Exercise instructions >> Set down all of the data that follows word for word, without the images.

Materials provided >>

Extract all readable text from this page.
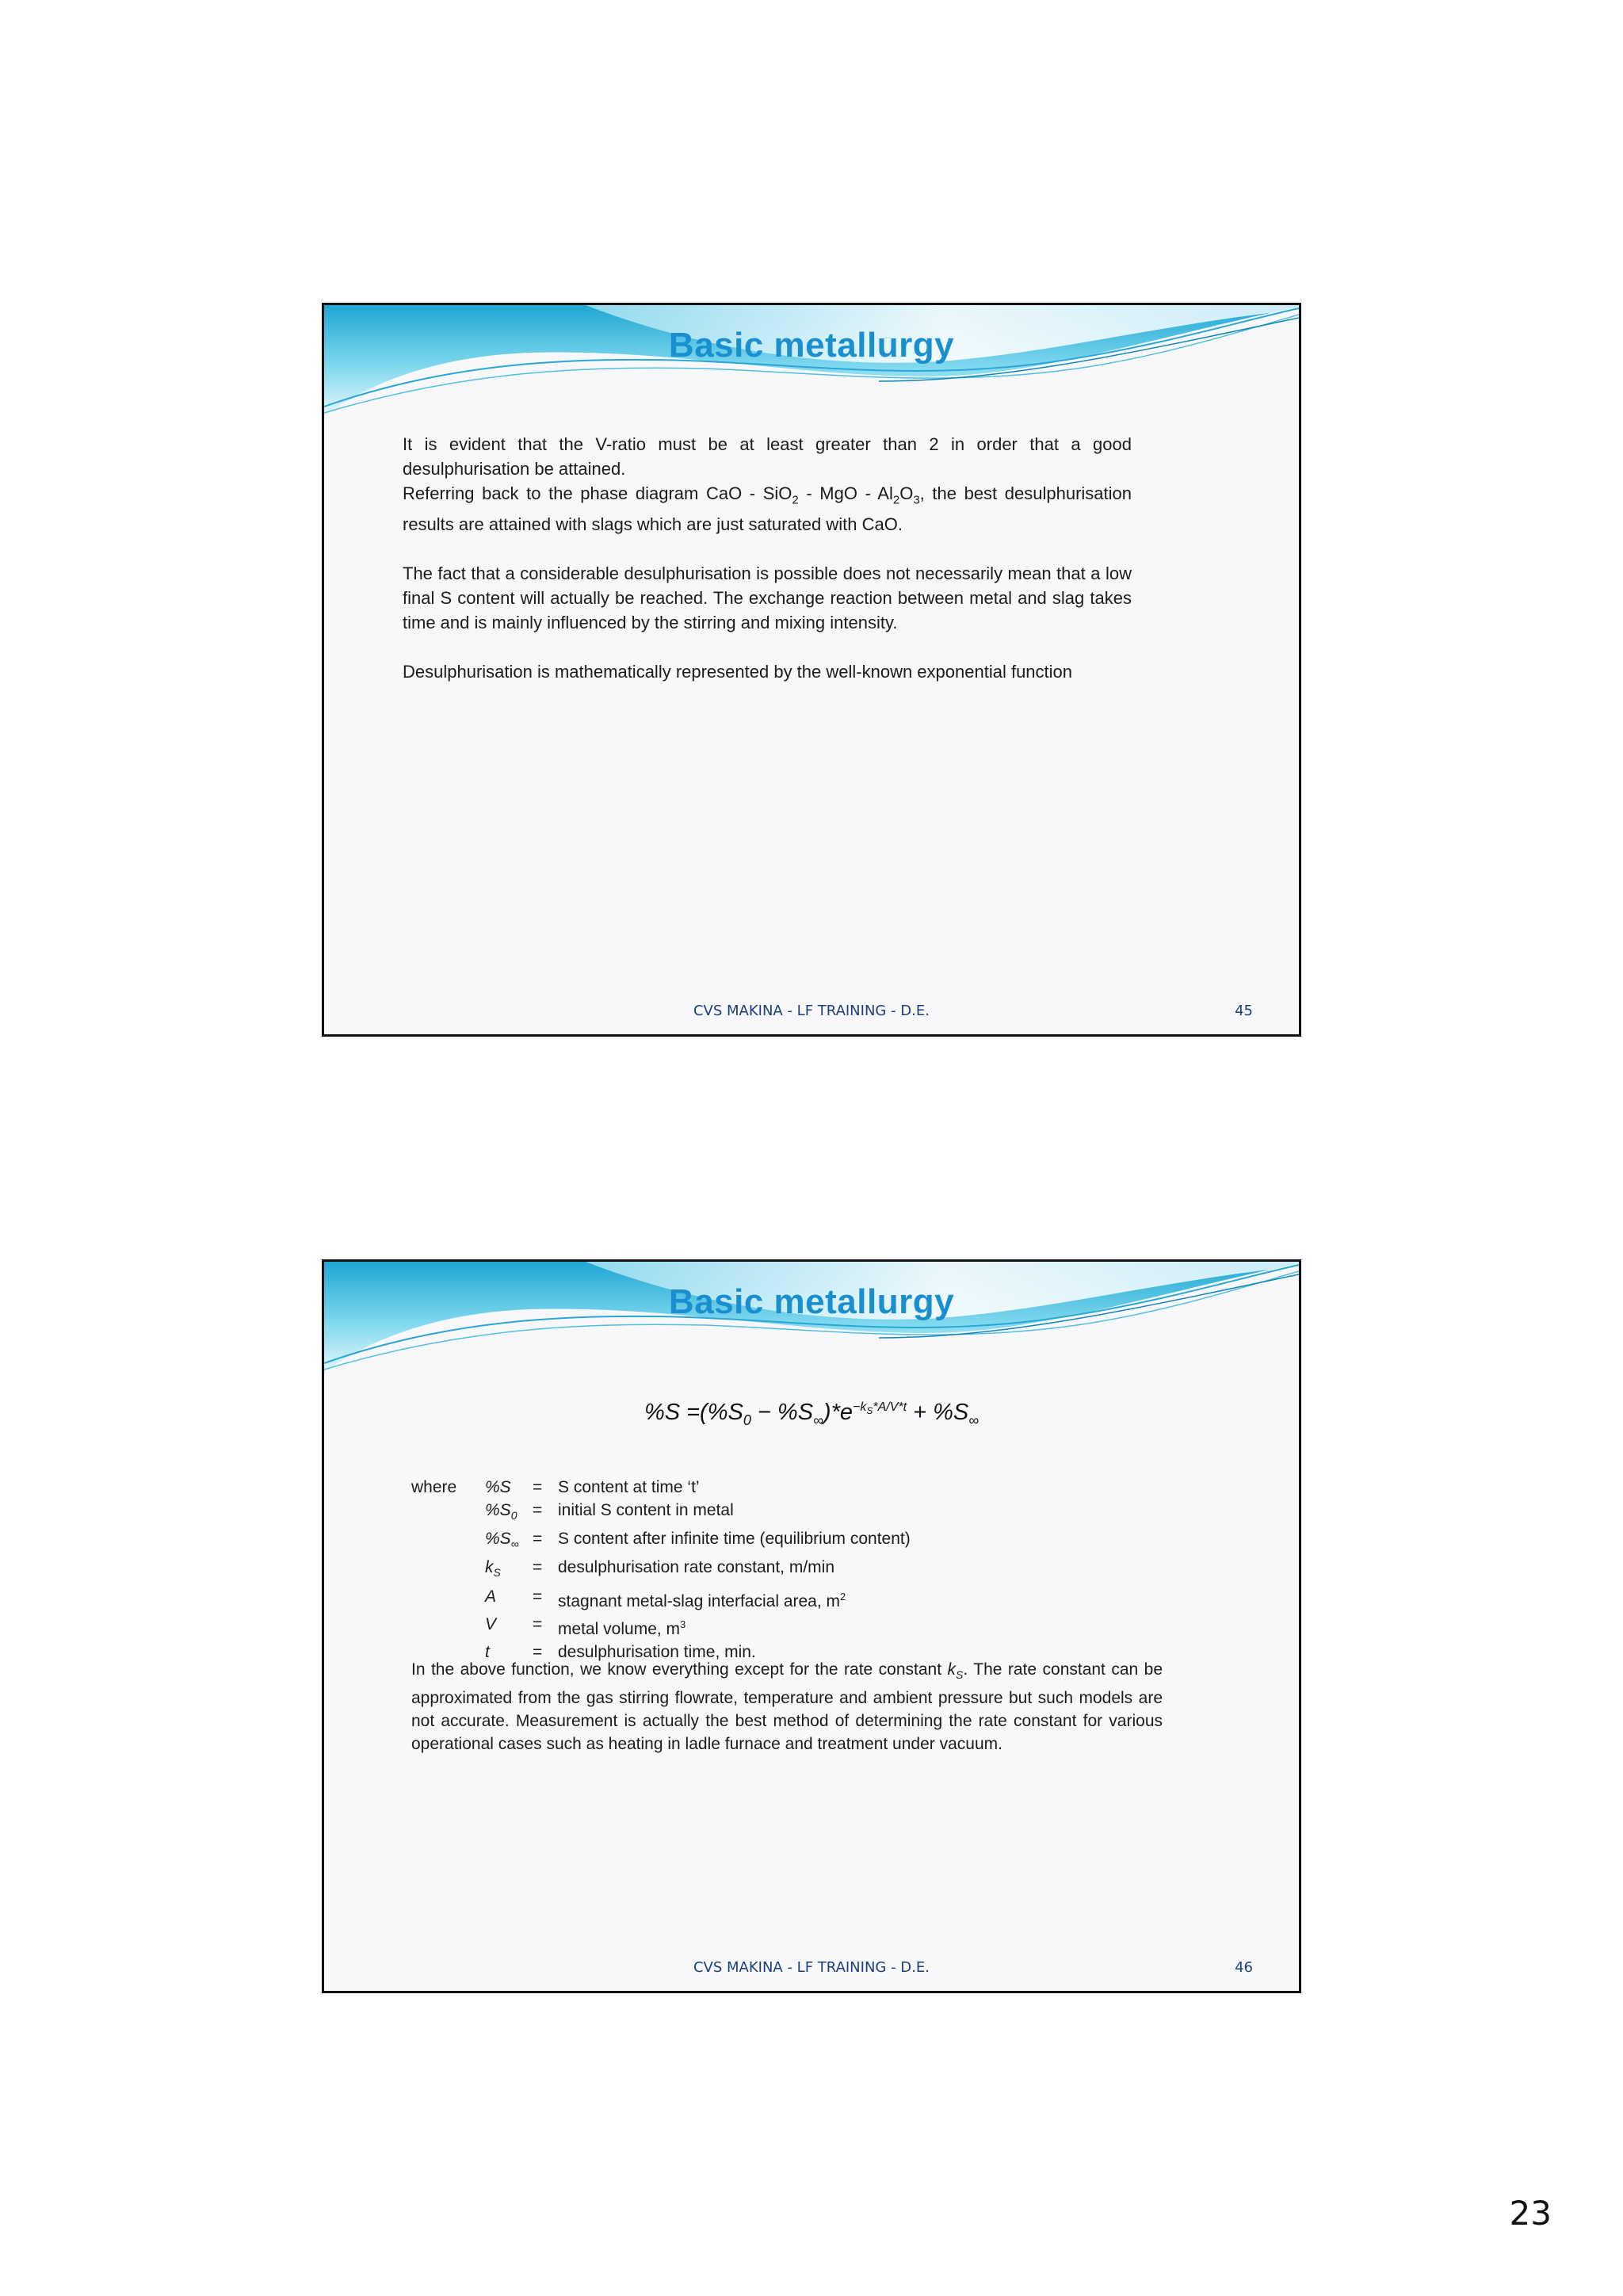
Basic metallurgy

It is evident that the V-ratio must be at least greater than 2 in order that a good desulphurisation be attained.

Referring back to the phase diagram CaO - SiO$_2$ - MgO - $Al_2O_3$, the best desulphurisation results are attained with slags which are just saturated with CaO.

The fact that a considerable desulphurisation is possible does not necessarily mean that a low final S content will actually be reached. The exchange reaction between metal and slag takes time and is mainly influenced by the stirring and mixing intensity.

Desulphurisation is mathematically represented by the well-known exponential function

CVS MAKINA - LF TRAINING - D.E.	45
Basic metallurgy
$\%S =(\%S_0 - \%S_\infty)*e^{-k_S*A/V*t} + \%S_\infty$
where	%S	=	S content at time ‘t’
	$\%S_0$	=	initial S content in metal
	$\%S_\infty$	=	S content after infinite time (equilibrium content)
	$k_S$	=	desulphurisation rate constant, m/min
	A	=	stagnant metal-slag interfacial area, $m^2$
	V	=	metal volume, $m^3$
	t	=	desulphurisation time, min.

In the above function, we know everything except for the rate constant $k_S$. The rate constant can be approximated from the gas stirring flowrate, temperature and ambient pressure but such models are not accurate. Measurement is actually the best method of determining the rate constant for various operational cases such as heating in ladle furnace and treatment under vacuum.

CVS MAKINA - LF TRAINING - D.E.	46
23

Solution to this task >>
Extract all readable text from this page.
Basic metallurgy

It is evident that the V-ratio must be at least greater than 2 in order that a good desulphurisation be attained.

Referring back to the phase diagram CaO - SiO$_2$ - MgO - $Al_2O_3$, the best desulphurisation results are attained with slags which are just saturated with CaO.

The fact that a considerable desulphurisation is possible does not necessarily mean that a low final S content will actually be reached. The exchange reaction between metal and slag takes time and is mainly influenced by the stirring and mixing intensity.

Desulphurisation is mathematically represented by the well-known exponential function

CVS MAKINA - LF TRAINING - D.E.	45
Basic metallurgy
$\%S =(\%S_0 - \%S_\infty)*e^{-k_S*A/V*t} + \%S_\infty$
where	%S	=	S content at time ‘t’
	$\%S_0$	=	initial S content in metal
	$\%S_\infty$	=	S content after infinite time (equilibrium content)
	$k_S$	=	desulphurisation rate constant, m/min
	A	=	stagnant metal-slag interfacial area, $m^2$
	V	=	metal volume, $m^3$
	t	=	desulphurisation time, min.

In the above function, we know everything except for the rate constant $k_S$. The rate constant can be approximated from the gas stirring flowrate, temperature and ambient pressure but such models are not accurate. Measurement is actually the best method of determining the rate constant for various operational cases such as heating in ladle furnace and treatment under vacuum.

CVS MAKINA - LF TRAINING - D.E.	46
23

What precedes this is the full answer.